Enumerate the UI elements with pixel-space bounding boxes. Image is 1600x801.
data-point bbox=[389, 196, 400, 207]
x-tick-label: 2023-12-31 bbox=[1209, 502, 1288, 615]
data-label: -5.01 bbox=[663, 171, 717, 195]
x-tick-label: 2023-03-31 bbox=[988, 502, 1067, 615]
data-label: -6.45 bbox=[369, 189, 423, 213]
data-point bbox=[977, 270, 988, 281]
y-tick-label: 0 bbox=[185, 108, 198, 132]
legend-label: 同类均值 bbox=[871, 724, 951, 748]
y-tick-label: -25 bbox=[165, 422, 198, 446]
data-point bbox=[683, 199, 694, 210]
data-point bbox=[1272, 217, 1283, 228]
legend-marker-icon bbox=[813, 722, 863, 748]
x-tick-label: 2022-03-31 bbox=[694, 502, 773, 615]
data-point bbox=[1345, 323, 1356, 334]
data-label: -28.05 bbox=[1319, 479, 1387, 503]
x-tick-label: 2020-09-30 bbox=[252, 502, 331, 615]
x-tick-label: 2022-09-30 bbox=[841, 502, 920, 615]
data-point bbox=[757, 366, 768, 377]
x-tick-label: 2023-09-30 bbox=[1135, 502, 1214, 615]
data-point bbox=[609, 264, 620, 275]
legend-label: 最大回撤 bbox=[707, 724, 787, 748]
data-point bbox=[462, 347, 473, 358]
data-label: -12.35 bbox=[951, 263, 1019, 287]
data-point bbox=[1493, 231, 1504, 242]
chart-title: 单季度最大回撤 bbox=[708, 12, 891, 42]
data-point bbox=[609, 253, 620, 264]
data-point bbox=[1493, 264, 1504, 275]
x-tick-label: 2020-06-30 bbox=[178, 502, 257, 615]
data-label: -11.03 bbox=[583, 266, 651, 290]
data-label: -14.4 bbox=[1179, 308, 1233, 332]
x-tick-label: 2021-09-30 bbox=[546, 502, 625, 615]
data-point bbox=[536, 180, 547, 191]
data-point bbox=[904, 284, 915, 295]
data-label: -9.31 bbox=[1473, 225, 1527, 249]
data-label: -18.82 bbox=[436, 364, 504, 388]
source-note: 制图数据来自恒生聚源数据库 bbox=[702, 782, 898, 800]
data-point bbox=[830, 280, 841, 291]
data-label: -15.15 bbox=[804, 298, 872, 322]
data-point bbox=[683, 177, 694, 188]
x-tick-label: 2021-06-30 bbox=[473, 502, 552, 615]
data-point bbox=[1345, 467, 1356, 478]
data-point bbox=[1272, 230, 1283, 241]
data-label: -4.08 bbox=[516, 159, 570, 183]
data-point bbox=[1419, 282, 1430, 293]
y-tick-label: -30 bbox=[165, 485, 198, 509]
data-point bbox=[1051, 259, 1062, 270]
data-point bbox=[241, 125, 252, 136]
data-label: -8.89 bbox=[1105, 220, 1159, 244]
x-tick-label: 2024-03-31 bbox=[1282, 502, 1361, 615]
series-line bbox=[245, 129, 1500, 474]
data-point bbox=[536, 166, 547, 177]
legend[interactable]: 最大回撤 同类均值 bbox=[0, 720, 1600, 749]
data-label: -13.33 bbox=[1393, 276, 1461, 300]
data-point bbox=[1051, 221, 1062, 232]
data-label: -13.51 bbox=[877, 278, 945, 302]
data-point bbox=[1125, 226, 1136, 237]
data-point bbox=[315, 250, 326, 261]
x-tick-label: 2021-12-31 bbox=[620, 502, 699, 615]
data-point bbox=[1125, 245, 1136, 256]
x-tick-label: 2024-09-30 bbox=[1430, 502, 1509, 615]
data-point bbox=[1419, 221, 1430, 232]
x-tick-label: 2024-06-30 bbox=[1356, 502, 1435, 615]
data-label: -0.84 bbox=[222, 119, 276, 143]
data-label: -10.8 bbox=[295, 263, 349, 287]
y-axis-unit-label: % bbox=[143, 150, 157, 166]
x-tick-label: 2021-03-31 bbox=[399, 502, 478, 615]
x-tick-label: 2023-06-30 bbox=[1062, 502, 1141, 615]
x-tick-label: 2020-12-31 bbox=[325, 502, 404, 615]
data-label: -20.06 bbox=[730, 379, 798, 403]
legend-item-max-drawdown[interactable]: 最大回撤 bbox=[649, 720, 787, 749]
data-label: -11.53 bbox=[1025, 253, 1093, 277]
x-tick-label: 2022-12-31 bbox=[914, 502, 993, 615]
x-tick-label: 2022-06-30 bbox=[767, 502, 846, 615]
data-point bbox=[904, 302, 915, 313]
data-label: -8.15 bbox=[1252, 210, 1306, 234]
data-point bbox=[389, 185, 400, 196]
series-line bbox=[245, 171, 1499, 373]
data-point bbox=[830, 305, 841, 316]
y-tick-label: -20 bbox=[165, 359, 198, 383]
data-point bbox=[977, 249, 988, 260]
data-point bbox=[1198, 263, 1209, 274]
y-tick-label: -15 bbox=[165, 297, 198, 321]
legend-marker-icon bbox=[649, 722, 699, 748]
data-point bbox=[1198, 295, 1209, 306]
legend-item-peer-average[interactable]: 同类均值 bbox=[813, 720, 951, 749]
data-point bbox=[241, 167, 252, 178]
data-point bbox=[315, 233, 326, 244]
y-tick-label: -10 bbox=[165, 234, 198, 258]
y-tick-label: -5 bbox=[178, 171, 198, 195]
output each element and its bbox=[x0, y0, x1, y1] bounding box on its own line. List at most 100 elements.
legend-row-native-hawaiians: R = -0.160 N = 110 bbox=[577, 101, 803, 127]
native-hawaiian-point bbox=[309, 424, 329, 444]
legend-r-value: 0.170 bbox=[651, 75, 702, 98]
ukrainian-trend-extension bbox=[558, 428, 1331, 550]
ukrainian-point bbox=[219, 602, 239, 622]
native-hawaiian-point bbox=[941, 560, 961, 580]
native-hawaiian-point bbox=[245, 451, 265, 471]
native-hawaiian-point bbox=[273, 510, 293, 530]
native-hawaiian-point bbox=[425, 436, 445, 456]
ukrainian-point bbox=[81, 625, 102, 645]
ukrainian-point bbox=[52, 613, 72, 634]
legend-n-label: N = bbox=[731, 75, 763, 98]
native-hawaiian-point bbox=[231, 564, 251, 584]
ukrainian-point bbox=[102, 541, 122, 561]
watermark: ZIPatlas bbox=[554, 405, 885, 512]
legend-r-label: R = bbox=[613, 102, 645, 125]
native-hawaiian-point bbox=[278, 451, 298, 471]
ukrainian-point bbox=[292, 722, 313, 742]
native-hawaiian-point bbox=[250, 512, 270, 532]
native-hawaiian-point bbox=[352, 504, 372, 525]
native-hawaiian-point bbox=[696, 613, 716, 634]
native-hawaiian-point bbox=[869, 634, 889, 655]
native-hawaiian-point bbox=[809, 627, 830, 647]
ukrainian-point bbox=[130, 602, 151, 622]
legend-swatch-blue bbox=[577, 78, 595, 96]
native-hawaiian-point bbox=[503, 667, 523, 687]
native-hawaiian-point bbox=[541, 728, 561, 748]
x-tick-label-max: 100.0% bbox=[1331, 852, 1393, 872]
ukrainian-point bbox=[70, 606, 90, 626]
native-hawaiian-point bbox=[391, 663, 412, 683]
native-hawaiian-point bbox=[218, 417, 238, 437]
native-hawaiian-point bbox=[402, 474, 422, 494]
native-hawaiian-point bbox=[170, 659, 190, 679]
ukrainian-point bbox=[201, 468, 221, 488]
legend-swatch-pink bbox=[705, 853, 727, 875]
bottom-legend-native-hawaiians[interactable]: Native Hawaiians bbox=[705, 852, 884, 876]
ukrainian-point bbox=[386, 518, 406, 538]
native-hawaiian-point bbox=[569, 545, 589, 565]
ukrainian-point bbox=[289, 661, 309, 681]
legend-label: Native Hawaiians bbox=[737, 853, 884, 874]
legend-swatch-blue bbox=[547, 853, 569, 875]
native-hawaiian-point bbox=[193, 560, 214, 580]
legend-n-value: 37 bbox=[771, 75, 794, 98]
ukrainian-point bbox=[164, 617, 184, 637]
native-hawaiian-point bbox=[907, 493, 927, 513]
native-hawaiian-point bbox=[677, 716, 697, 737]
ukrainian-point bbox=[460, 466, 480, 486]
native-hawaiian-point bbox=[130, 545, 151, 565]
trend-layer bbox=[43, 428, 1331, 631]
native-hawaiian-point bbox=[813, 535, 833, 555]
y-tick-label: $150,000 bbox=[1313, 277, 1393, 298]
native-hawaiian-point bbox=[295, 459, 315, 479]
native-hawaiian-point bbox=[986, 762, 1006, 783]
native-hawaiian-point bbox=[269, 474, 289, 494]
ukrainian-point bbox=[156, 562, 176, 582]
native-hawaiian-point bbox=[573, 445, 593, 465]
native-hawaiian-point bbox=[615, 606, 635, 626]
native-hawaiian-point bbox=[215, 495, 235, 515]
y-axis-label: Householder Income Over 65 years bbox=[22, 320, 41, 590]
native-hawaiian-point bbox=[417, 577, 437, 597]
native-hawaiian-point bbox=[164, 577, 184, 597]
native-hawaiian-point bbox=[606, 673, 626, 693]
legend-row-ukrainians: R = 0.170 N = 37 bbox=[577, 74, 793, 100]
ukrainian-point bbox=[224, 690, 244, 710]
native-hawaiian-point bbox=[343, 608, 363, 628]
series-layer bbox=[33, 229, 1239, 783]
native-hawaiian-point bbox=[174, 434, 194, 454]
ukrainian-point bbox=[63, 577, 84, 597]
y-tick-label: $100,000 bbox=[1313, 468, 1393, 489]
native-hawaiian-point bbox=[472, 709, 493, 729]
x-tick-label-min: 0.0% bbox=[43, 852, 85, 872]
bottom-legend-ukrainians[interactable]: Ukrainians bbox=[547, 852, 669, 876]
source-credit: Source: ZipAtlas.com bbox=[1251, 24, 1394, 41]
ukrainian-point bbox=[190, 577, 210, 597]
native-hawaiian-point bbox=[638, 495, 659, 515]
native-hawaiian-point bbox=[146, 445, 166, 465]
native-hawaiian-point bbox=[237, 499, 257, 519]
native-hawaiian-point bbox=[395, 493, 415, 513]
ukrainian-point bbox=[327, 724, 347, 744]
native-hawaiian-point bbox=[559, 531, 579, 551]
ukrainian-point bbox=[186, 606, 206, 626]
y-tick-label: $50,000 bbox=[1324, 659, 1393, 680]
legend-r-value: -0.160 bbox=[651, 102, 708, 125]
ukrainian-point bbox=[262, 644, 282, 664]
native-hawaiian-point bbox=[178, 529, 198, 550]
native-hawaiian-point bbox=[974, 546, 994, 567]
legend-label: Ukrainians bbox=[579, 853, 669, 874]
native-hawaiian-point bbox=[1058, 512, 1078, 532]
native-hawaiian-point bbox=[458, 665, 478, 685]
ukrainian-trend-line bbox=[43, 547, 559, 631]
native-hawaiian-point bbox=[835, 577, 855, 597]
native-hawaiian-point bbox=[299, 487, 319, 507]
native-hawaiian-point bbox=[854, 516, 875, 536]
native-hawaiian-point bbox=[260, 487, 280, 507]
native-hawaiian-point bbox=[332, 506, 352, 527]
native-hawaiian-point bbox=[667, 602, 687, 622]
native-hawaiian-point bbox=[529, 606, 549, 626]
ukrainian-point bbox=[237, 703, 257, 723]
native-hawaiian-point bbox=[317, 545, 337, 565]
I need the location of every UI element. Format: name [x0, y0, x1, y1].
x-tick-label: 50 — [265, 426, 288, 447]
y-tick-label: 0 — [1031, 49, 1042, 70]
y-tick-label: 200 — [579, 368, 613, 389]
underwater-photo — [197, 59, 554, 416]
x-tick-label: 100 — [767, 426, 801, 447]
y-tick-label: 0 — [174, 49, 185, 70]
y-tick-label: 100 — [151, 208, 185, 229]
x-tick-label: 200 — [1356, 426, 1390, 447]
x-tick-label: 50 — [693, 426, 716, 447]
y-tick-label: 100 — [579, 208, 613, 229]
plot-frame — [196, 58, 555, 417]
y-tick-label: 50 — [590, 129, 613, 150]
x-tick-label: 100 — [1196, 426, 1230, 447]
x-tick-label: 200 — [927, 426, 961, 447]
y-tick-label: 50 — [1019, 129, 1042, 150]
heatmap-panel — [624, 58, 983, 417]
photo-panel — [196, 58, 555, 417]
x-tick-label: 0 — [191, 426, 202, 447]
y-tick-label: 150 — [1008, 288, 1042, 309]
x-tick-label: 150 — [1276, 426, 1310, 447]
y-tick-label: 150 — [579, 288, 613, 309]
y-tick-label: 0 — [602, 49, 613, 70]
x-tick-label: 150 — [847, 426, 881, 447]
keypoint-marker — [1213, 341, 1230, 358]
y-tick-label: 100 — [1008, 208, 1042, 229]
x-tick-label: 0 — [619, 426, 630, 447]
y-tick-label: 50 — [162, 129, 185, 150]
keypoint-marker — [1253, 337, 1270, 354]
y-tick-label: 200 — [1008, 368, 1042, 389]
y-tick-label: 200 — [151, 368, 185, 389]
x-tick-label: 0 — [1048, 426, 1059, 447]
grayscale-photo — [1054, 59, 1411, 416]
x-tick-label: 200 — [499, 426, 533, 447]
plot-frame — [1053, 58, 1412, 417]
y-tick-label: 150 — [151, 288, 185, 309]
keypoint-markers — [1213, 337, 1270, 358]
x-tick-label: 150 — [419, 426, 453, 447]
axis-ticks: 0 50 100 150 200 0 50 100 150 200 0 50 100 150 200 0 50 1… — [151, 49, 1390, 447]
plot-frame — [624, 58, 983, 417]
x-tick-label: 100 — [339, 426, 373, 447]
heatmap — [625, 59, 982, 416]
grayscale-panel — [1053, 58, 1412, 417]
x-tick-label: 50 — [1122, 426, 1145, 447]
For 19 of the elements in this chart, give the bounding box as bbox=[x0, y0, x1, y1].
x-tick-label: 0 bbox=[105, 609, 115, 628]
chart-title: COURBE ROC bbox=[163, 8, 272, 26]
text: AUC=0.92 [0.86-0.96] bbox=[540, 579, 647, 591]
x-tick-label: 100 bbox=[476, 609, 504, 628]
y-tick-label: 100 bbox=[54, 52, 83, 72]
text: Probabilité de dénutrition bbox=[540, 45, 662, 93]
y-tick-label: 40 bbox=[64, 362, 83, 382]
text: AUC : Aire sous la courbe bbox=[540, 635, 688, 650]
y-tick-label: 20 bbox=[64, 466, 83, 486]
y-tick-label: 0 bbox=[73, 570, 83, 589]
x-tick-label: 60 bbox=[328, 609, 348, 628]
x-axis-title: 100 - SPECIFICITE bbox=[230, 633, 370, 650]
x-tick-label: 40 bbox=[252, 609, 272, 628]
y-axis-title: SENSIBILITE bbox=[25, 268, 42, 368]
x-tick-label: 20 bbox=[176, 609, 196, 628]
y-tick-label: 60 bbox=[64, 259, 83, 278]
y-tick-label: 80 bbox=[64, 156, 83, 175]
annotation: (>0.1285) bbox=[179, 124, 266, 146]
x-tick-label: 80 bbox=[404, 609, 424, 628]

EXERCISE DETAILS: Reproduce the stretch of the records from the start through the line containing "data-point bbox=[241, 125, 252, 136]", substituting "x-axis-label" for every occurrence of "x-tick-label" and leaving all else unchanged.

FULL ANSWER:
Enumerate the UI elements with pixel-space bounding boxes. Image is 1600x801.
data-point bbox=[389, 196, 400, 207]
x-axis-label: 2023-12-31 bbox=[1209, 502, 1288, 615]
data-label: -5.01 bbox=[663, 171, 717, 195]
x-axis-label: 2023-03-31 bbox=[988, 502, 1067, 615]
data-label: -6.45 bbox=[369, 189, 423, 213]
data-point bbox=[977, 270, 988, 281]
y-tick-label: 0 bbox=[185, 108, 198, 132]
legend-label: 同类均值 bbox=[871, 724, 951, 748]
y-tick-label: -25 bbox=[165, 422, 198, 446]
data-point bbox=[683, 199, 694, 210]
data-point bbox=[1272, 217, 1283, 228]
legend-marker-icon bbox=[813, 722, 863, 748]
x-axis-label: 2022-03-31 bbox=[694, 502, 773, 615]
data-point bbox=[1345, 323, 1356, 334]
data-label: -28.05 bbox=[1319, 479, 1387, 503]
x-axis-label: 2020-09-30 bbox=[252, 502, 331, 615]
x-axis-label: 2022-09-30 bbox=[841, 502, 920, 615]
data-point bbox=[757, 366, 768, 377]
x-axis-label: 2023-09-30 bbox=[1135, 502, 1214, 615]
data-point bbox=[609, 264, 620, 275]
legend-label: 最大回撤 bbox=[707, 724, 787, 748]
data-point bbox=[462, 347, 473, 358]
data-label: -12.35 bbox=[951, 263, 1019, 287]
data-point bbox=[1493, 231, 1504, 242]
chart-title: 单季度最大回撤 bbox=[708, 12, 891, 42]
data-point bbox=[609, 253, 620, 264]
data-point bbox=[1493, 264, 1504, 275]
x-axis-label: 2020-06-30 bbox=[178, 502, 257, 615]
data-label: -11.03 bbox=[583, 266, 651, 290]
data-label: -14.4 bbox=[1179, 308, 1233, 332]
x-axis-label: 2021-09-30 bbox=[546, 502, 625, 615]
data-point bbox=[536, 180, 547, 191]
data-point bbox=[904, 284, 915, 295]
data-label: -9.31 bbox=[1473, 225, 1527, 249]
data-label: -18.82 bbox=[436, 364, 504, 388]
source-note: 制图数据来自恒生聚源数据库 bbox=[702, 782, 898, 800]
data-point bbox=[830, 280, 841, 291]
data-label: -15.15 bbox=[804, 298, 872, 322]
data-point bbox=[683, 177, 694, 188]
x-axis-label: 2021-06-30 bbox=[473, 502, 552, 615]
data-point bbox=[1345, 467, 1356, 478]
data-point bbox=[1272, 230, 1283, 241]
data-label: -4.08 bbox=[516, 159, 570, 183]
data-point bbox=[1419, 282, 1430, 293]
y-tick-label: -30 bbox=[165, 485, 198, 509]
data-point bbox=[1051, 259, 1062, 270]
data-point bbox=[241, 125, 252, 136]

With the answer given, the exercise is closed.